- **What you have to do**
Reproduce the full listing that appears beneath this instruction exactly.

- **Data rows**
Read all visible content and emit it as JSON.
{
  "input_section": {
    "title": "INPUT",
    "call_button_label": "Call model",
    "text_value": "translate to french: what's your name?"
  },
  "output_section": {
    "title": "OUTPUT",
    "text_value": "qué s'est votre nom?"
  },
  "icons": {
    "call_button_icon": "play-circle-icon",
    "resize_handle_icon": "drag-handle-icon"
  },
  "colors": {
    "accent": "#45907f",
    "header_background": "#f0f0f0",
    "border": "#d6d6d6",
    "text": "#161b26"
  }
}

- **The answer**
Read all visible content and emit it as JSON.
{
  "input_section": {
    "title": "INPUT",
    "call_button_label": "Call model",
    "text_value": "translate to french: what's your name?"
  },
  "output_section": {
    "title": "OUTPUT",
    "text_value": "qué s'est votre nom?"
  },
  "icons": {
    "call_button_icon": "play-circle-icon",
    "resize_handle_icon": "drag-handle-icon"
  },
  "colors": {
    "accent": "#45907f",
    "header_background": "#f0f0f0",
    "border": "#d6d6d6",
    "text": "#161b26"
  }
}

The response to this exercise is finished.